Search code examples
amazon-emraws-step-functions

Is there a way to get Step Functions input values into EMR step Args


We are running batch spark jobs using AWS EMR clusters. Those jobs run periodically and we would like to orchestrate those via AWS Step Functions.

As of November 2019 Step Functions has support for EMR natively. When adding a Step to the cluster we can use the following config:

"Some Step": {
    "Type": "Task",
    "Resource": "arn:aws:states:::elasticmapreduce:addStep.sync",
    "Parameters": {
        "ClusterId.$": "$.cluster.ClusterId",
        "Step": {
            "Name": "FirstStep",
            "ActionOnFailure": "CONTINUE",
            "HadoopJarStep": {
                "Jar": "command-runner.jar",
                "Args": [
                    "spark-submit",
                    "--class",
                    "com.some.package.Class",
                    "JarUri",
                    "--startDate",
                    "$.time",
                    "--daysToLookBack",
                    "$.daysToLookBack"
                ]
             }
         }
     },
     "Retry" : [
         {
             "ErrorEquals": [ "States.ALL" ],
             "IntervalSeconds": 1,
             "MaxAttempts": 1,
             "BackoffRate": 2.0
         }
     ],
     "ResultPath": "$.firstStep",
     "End": true
}

Within the Args List of the HadoopJarStep we would like to set arguments dynamically. e.g. if the input of the state machine execution is:

{
    "time": "2020-01-08",
    "daysToLookBack": 2
}

The strings in the config starting with "$." should be replaced accordingly when executing the State Machine, and the step on the EMR cluster should run command-runner.jar spark-submit --class com.some.package.Class JarUri --startDate 2020-01-08 --daysToLookBack 2. But instead it runs command-runner.jar spark-submit --class com.some.package.Class JarUri --startDate $.time --daysToLookBack $.daysToLookBack.

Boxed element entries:
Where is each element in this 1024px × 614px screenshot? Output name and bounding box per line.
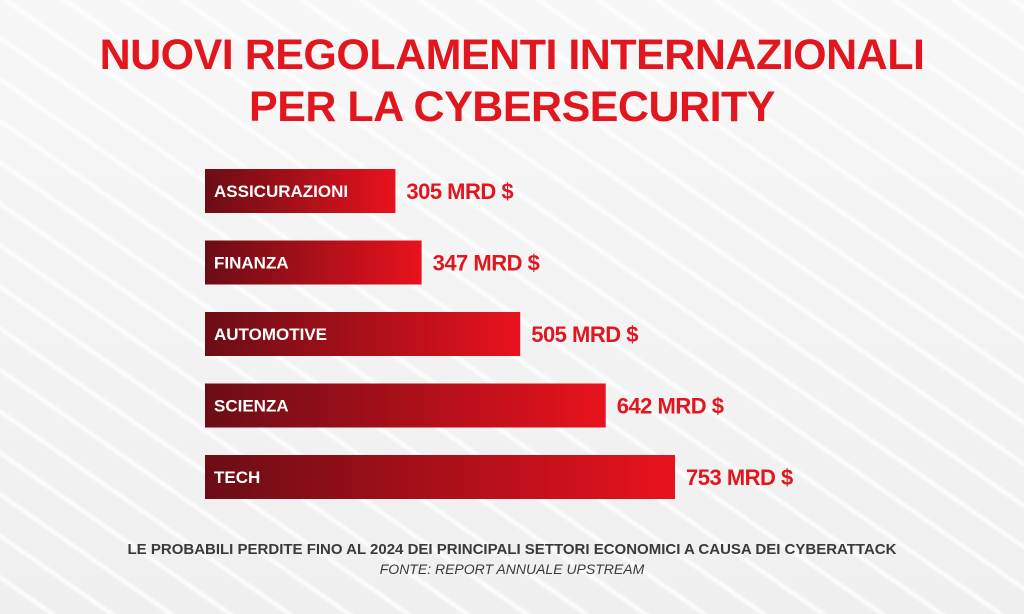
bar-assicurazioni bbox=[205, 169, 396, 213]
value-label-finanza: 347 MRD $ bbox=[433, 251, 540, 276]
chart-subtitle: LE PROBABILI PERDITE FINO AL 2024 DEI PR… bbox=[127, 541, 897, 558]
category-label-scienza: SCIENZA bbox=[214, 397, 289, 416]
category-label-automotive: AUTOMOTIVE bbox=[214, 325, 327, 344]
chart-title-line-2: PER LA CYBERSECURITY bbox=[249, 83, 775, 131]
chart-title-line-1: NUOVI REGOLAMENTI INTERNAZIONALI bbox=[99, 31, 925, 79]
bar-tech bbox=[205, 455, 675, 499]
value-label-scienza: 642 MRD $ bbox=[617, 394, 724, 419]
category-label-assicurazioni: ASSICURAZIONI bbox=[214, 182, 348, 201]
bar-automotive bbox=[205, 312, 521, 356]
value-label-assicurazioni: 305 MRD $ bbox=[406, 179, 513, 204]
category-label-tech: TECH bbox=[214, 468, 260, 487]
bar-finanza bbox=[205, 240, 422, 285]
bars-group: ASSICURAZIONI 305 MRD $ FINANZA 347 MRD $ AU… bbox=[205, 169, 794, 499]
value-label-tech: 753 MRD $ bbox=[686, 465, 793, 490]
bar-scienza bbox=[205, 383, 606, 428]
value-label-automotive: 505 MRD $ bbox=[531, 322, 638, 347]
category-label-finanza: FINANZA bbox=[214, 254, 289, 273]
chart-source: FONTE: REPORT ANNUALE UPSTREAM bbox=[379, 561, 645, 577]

WHAT THE TASK REQUIRES:
Rewrite the passage of the Step Functions post from "Search code examples" up to and including "AWS Step Functions.", changing "periodically" to "on a schedule".

SOLUTION TO THIS TASK:
Search code examples
amazon-emraws-step-functions

Is there a way to get Step Functions input values into EMR step Args


We are running batch spark jobs using AWS EMR clusters. Those jobs run on a schedule and we would like to orchestrate those via AWS Step Functions.